** AIM OF THE TASK **
Recast every line of the material below as a numbered list, omitting any blank lines.

** Collection entries **
═══

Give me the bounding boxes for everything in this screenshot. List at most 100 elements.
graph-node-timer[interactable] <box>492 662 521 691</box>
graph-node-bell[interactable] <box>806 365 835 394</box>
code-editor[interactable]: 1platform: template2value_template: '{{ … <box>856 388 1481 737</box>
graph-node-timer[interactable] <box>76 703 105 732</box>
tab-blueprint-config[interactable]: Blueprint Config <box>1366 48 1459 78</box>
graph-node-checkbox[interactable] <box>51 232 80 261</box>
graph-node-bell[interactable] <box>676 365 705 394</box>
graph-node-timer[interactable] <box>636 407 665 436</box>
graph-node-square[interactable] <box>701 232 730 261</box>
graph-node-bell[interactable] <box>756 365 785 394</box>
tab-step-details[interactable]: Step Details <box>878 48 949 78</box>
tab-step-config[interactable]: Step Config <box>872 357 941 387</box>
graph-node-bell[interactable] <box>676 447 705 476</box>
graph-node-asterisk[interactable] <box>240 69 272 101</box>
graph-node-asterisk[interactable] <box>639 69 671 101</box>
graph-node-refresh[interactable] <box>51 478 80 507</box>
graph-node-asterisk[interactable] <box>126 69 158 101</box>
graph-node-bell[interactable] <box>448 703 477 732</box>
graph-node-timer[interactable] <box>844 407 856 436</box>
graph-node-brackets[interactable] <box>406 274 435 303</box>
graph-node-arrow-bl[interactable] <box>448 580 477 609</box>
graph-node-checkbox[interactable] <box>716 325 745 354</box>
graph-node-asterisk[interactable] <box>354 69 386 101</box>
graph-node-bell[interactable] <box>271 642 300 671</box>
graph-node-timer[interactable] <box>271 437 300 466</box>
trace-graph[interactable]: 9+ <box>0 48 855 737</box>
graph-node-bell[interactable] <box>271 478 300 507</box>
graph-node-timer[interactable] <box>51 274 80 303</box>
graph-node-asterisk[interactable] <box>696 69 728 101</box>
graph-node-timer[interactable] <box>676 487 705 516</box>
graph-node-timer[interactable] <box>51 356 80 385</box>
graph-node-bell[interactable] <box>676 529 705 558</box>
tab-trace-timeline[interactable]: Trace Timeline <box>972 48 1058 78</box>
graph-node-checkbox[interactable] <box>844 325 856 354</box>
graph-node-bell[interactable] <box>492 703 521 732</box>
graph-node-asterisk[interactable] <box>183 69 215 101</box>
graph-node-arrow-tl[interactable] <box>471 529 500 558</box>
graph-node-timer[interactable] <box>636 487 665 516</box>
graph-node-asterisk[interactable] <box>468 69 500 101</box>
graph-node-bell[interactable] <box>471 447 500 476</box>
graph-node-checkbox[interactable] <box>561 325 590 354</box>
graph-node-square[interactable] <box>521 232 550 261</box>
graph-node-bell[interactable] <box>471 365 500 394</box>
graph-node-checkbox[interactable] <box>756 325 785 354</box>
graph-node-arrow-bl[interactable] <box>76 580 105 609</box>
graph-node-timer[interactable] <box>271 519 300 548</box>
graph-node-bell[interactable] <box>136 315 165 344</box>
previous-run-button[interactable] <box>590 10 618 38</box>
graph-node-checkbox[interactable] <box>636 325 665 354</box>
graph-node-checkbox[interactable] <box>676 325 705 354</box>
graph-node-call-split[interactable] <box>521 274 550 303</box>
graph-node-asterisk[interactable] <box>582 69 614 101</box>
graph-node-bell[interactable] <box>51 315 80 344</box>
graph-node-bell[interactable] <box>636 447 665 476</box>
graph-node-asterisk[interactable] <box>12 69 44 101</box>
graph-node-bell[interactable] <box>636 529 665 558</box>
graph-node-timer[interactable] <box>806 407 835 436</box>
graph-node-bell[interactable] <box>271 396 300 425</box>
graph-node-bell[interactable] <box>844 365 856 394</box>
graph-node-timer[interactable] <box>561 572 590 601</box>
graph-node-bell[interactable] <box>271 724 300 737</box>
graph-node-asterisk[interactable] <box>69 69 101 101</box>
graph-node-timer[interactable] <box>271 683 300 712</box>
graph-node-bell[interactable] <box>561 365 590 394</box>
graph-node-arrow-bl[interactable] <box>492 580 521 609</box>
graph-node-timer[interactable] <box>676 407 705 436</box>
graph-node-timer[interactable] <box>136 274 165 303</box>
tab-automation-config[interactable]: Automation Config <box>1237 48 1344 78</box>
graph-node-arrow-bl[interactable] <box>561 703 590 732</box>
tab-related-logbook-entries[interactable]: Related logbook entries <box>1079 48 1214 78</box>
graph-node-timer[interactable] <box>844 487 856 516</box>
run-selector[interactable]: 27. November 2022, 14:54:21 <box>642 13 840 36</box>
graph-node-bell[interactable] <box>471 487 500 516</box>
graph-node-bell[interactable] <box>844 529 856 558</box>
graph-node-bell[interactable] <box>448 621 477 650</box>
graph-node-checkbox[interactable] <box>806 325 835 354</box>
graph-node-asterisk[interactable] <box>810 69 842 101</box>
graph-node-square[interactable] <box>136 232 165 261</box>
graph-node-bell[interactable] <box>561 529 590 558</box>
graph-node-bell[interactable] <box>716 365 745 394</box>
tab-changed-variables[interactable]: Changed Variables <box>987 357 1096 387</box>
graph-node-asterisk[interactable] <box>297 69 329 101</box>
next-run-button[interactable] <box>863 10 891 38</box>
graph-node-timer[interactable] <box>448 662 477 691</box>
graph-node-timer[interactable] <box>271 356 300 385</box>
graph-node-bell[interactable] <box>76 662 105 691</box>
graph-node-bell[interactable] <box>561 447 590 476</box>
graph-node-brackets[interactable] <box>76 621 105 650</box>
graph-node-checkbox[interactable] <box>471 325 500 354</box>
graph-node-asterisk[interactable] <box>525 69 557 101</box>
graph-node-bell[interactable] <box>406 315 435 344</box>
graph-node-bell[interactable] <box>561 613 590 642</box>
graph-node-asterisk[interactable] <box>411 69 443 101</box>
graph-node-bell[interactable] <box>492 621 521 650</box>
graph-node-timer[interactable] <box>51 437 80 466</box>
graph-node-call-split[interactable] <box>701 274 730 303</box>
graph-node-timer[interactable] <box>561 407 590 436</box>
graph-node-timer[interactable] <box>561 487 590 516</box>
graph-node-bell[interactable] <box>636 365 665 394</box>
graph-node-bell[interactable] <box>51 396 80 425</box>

═══

** SOLUTION TO THIS TASK **
1. Give me the bounding boxes for everything in this screenshot. List at most 100 elements.
2. graph-node-timer[interactable] <box>492 662 521 691</box>
3. graph-node-bell[interactable] <box>806 365 835 394</box>
4. code-editor[interactable]: 1platform: template2value_template: '{{ … <box>856 388 1481 737</box>
5. graph-node-timer[interactable] <box>76 703 105 732</box>
6. tab-blueprint-config[interactable]: Blueprint Config <box>1366 48 1459 78</box>
7. graph-node-checkbox[interactable] <box>51 232 80 261</box>
8. graph-node-bell[interactable] <box>676 365 705 394</box>
9. graph-node-timer[interactable] <box>636 407 665 436</box>
10. graph-node-square[interactable] <box>701 232 730 261</box>
11. graph-node-bell[interactable] <box>756 365 785 394</box>
12. tab-step-details[interactable]: Step Details <box>878 48 949 78</box>
13. tab-step-config[interactable]: Step Config <box>872 357 941 387</box>
14. graph-node-bell[interactable] <box>676 447 705 476</box>
15. graph-node-asterisk[interactable] <box>240 69 272 101</box>
16. graph-node-asterisk[interactable] <box>639 69 671 101</box>
17. graph-node-refresh[interactable] <box>51 478 80 507</box>
18. graph-node-asterisk[interactable] <box>126 69 158 101</box>
19. graph-node-bell[interactable] <box>448 703 477 732</box>
20. graph-node-timer[interactable] <box>844 407 856 436</box>
21. graph-node-brackets[interactable] <box>406 274 435 303</box>
22. graph-node-arrow-bl[interactable] <box>448 580 477 609</box>
23. graph-node-checkbox[interactable] <box>716 325 745 354</box>
24. graph-node-asterisk[interactable] <box>354 69 386 101</box>
25. graph-node-bell[interactable] <box>271 642 300 671</box>
26. graph-node-timer[interactable] <box>271 437 300 466</box>
27. trace-graph[interactable]: 9+ <box>0 48 855 737</box>
28. graph-node-bell[interactable] <box>271 478 300 507</box>
29. graph-node-timer[interactable] <box>51 274 80 303</box>
30. graph-node-asterisk[interactable] <box>696 69 728 101</box>
31. graph-node-timer[interactable] <box>676 487 705 516</box>
32. graph-node-timer[interactable] <box>51 356 80 385</box>
33. graph-node-bell[interactable] <box>676 529 705 558</box>
34. tab-trace-timeline[interactable]: Trace Timeline <box>972 48 1058 78</box>
35. graph-node-checkbox[interactable] <box>844 325 856 354</box>
36. graph-node-bell[interactable] <box>492 703 521 732</box>
37. graph-node-asterisk[interactable] <box>183 69 215 101</box>
38. graph-node-arrow-tl[interactable] <box>471 529 500 558</box>
39. graph-node-timer[interactable] <box>636 487 665 516</box>
40. graph-node-asterisk[interactable] <box>468 69 500 101</box>
41. graph-node-bell[interactable] <box>471 447 500 476</box>
42. graph-node-checkbox[interactable] <box>561 325 590 354</box>
43. graph-node-square[interactable] <box>521 232 550 261</box>
44. graph-node-bell[interactable] <box>471 365 500 394</box>
45. graph-node-checkbox[interactable] <box>756 325 785 354</box>
46. graph-node-arrow-bl[interactable] <box>76 580 105 609</box>
47. graph-node-timer[interactable] <box>271 519 300 548</box>
48. graph-node-bell[interactable] <box>136 315 165 344</box>
49. previous-run-button[interactable] <box>590 10 618 38</box>
50. graph-node-checkbox[interactable] <box>636 325 665 354</box>
51. graph-node-checkbox[interactable] <box>676 325 705 354</box>
52. graph-node-call-split[interactable] <box>521 274 550 303</box>
53. graph-node-asterisk[interactable] <box>582 69 614 101</box>
54. graph-node-bell[interactable] <box>51 315 80 344</box>
55. graph-node-bell[interactable] <box>636 447 665 476</box>
56. graph-node-asterisk[interactable] <box>12 69 44 101</box>
57. graph-node-bell[interactable] <box>636 529 665 558</box>
58. graph-node-timer[interactable] <box>806 407 835 436</box>
59. graph-node-bell[interactable] <box>271 396 300 425</box>
60. graph-node-bell[interactable] <box>844 365 856 394</box>
61. graph-node-timer[interactable] <box>561 572 590 601</box>
62. graph-node-bell[interactable] <box>271 724 300 737</box>
63. graph-node-asterisk[interactable] <box>69 69 101 101</box>
64. graph-node-timer[interactable] <box>271 683 300 712</box>
65. graph-node-bell[interactable] <box>561 365 590 394</box>
66. graph-node-arrow-bl[interactable] <box>492 580 521 609</box>
67. graph-node-timer[interactable] <box>676 407 705 436</box>
68. graph-node-timer[interactable] <box>136 274 165 303</box>
69. tab-automation-config[interactable]: Automation Config <box>1237 48 1344 78</box>
70. graph-node-arrow-bl[interactable] <box>561 703 590 732</box>
71. tab-related-logbook-entries[interactable]: Related logbook entries <box>1079 48 1214 78</box>
72. graph-node-timer[interactable] <box>844 487 856 516</box>
73. run-selector[interactable]: 27. November 2022, 14:54:21 <box>642 13 840 36</box>
74. graph-node-bell[interactable] <box>471 487 500 516</box>
75. graph-node-bell[interactable] <box>844 529 856 558</box>
76. graph-node-bell[interactable] <box>448 621 477 650</box>
77. graph-node-checkbox[interactable] <box>806 325 835 354</box>
78. graph-node-asterisk[interactable] <box>810 69 842 101</box>
79. graph-node-square[interactable] <box>136 232 165 261</box>
80. graph-node-bell[interactable] <box>561 529 590 558</box>
81. graph-node-bell[interactable] <box>716 365 745 394</box>
82. tab-changed-variables[interactable]: Changed Variables <box>987 357 1096 387</box>
83. graph-node-asterisk[interactable] <box>297 69 329 101</box>
84. next-run-button[interactable] <box>863 10 891 38</box>
85. graph-node-timer[interactable] <box>448 662 477 691</box>
86. graph-node-timer[interactable] <box>271 356 300 385</box>
87. graph-node-bell[interactable] <box>76 662 105 691</box>
88. graph-node-bell[interactable] <box>561 447 590 476</box>
89. graph-node-brackets[interactable] <box>76 621 105 650</box>
90. graph-node-checkbox[interactable] <box>471 325 500 354</box>
91. graph-node-asterisk[interactable] <box>525 69 557 101</box>
92. graph-node-bell[interactable] <box>406 315 435 344</box>
93. graph-node-bell[interactable] <box>561 613 590 642</box>
94. graph-node-asterisk[interactable] <box>411 69 443 101</box>
95. graph-node-bell[interactable] <box>492 621 521 650</box>
96. graph-node-timer[interactable] <box>51 437 80 466</box>
97. graph-node-call-split[interactable] <box>701 274 730 303</box>
98. graph-node-timer[interactable] <box>561 407 590 436</box>
99. graph-node-timer[interactable] <box>561 487 590 516</box>
100. graph-node-bell[interactable] <box>636 365 665 394</box>
101. graph-node-bell[interactable] <box>51 396 80 425</box>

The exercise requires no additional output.